* _MATERIALS PROVIDED_
:::::

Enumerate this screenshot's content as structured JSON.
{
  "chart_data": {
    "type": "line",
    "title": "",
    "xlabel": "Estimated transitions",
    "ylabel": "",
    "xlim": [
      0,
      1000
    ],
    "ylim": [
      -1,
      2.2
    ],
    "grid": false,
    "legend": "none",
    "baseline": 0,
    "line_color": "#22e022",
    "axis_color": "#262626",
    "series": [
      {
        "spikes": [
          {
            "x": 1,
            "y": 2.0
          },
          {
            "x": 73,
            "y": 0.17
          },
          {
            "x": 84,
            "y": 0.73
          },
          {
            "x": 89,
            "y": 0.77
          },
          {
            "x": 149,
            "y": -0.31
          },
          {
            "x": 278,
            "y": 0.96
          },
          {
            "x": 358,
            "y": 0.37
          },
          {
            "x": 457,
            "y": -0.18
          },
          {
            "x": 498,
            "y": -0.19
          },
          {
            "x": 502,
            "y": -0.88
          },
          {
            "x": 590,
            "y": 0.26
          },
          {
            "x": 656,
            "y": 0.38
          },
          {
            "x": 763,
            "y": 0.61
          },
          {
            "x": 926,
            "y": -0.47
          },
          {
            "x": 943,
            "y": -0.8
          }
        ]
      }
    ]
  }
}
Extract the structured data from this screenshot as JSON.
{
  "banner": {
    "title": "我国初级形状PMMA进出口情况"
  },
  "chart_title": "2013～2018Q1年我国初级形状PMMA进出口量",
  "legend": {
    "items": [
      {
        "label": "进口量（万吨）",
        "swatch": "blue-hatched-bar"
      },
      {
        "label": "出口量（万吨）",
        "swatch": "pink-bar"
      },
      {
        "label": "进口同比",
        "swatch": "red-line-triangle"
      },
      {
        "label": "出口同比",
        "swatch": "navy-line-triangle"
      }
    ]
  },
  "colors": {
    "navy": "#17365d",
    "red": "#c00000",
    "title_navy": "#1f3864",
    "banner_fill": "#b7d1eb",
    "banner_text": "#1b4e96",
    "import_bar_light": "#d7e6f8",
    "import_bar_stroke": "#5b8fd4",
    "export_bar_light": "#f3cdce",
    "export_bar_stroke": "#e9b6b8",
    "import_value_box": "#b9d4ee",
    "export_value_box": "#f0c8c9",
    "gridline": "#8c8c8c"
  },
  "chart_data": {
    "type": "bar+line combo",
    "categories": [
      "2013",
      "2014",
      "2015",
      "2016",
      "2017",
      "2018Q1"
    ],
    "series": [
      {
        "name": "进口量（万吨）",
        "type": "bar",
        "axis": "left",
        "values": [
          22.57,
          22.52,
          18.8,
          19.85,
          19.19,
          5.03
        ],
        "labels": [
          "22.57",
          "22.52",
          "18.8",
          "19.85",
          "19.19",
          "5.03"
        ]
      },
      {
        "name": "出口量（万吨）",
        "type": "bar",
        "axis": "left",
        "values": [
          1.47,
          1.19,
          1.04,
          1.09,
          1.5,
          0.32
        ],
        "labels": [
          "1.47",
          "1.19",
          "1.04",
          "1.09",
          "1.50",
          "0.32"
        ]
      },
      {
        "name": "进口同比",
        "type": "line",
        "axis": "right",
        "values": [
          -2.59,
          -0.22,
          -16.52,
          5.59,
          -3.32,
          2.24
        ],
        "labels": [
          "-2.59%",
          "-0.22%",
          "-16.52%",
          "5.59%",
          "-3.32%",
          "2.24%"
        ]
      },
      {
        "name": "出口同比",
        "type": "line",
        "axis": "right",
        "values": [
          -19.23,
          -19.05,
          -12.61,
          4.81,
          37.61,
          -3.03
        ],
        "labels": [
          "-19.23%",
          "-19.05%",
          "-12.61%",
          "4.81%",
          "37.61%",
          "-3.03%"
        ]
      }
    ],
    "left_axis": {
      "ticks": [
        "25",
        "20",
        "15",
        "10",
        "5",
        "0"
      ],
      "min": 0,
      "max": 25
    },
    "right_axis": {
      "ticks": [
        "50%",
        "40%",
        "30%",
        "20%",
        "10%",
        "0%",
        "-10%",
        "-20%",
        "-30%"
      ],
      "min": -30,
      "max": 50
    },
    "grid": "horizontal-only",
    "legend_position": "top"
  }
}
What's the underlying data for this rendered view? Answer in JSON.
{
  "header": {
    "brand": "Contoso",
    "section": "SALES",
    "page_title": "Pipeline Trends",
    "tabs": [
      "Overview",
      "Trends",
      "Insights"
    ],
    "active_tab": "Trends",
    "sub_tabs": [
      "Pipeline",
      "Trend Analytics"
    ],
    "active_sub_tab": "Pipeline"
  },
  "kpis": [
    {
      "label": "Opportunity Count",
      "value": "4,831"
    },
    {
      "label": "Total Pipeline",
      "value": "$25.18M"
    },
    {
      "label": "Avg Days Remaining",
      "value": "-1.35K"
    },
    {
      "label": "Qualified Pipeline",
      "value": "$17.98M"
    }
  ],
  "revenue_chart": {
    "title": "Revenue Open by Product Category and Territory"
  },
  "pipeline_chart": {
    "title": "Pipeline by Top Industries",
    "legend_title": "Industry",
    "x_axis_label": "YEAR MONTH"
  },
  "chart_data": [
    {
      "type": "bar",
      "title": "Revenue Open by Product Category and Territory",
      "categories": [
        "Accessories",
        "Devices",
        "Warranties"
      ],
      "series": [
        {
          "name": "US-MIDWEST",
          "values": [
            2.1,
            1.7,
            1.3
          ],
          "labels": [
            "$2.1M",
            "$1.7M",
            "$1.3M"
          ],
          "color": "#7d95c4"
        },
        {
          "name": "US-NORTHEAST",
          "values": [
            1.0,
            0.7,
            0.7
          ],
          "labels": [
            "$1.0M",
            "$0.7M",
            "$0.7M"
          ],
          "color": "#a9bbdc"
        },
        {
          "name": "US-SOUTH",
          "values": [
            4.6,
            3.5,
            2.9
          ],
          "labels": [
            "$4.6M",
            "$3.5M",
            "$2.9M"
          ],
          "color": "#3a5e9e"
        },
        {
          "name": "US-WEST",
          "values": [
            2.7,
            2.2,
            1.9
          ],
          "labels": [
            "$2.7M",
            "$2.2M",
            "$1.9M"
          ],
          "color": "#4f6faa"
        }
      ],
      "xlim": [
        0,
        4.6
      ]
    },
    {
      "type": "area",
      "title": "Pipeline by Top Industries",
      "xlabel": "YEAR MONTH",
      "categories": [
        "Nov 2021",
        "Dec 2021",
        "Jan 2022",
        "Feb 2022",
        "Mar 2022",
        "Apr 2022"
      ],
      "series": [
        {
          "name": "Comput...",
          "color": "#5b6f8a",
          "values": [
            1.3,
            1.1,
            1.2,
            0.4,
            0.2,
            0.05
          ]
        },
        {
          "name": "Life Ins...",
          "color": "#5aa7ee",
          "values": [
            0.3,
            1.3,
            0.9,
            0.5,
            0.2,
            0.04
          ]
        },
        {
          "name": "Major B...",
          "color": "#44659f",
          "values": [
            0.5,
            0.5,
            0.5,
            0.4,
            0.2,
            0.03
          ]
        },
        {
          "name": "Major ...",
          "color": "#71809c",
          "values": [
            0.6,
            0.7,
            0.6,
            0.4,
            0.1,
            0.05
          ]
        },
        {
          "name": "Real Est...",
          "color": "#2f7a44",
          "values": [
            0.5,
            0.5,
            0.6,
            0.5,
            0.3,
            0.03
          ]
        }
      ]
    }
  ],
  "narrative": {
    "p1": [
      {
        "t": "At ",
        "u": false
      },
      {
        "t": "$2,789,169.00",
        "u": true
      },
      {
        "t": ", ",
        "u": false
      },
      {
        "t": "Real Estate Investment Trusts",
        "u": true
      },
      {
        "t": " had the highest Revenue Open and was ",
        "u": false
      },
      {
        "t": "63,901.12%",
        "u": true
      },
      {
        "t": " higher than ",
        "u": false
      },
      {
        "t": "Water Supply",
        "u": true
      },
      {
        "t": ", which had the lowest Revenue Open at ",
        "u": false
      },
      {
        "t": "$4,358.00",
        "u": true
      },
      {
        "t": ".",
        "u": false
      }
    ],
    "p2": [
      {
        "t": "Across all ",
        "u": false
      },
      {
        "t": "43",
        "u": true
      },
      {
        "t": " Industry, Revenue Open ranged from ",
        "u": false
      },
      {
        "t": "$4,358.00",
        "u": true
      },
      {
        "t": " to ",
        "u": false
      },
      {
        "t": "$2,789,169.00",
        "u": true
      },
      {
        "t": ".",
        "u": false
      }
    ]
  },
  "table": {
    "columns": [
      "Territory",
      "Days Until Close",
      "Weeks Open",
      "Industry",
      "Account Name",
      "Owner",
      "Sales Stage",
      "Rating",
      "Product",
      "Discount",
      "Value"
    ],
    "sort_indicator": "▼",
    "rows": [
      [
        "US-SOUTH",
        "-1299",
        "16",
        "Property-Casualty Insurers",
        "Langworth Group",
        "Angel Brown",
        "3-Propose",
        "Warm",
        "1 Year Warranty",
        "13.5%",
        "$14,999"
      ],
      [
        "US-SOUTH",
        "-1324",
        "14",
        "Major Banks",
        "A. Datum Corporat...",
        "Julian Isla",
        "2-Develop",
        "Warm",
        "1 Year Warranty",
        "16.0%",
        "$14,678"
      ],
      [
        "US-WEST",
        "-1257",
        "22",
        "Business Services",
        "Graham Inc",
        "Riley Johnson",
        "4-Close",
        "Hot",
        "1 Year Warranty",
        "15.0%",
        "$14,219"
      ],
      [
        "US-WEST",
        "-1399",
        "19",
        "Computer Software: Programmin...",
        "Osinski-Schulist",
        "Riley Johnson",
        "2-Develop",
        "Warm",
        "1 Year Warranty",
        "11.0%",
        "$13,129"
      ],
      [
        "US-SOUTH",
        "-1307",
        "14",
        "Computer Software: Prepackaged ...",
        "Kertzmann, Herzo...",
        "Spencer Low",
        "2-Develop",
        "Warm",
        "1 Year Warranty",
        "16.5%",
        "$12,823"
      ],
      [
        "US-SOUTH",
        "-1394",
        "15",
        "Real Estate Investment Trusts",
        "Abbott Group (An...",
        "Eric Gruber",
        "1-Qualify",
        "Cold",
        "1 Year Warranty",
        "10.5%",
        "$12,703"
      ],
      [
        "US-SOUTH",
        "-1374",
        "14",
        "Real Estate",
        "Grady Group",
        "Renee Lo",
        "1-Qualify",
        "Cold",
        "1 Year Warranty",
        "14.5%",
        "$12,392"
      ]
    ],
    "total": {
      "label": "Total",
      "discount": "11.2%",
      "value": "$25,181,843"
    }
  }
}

:::::

* _WHAT TO PRODUCE_
Using the entries above, return each line that includes the word "Industry".

* _EXERCISE RESULT_
    "legend_title": "Industry",
        "t": " Industry, Revenue Open ranged from ",
      "Industry",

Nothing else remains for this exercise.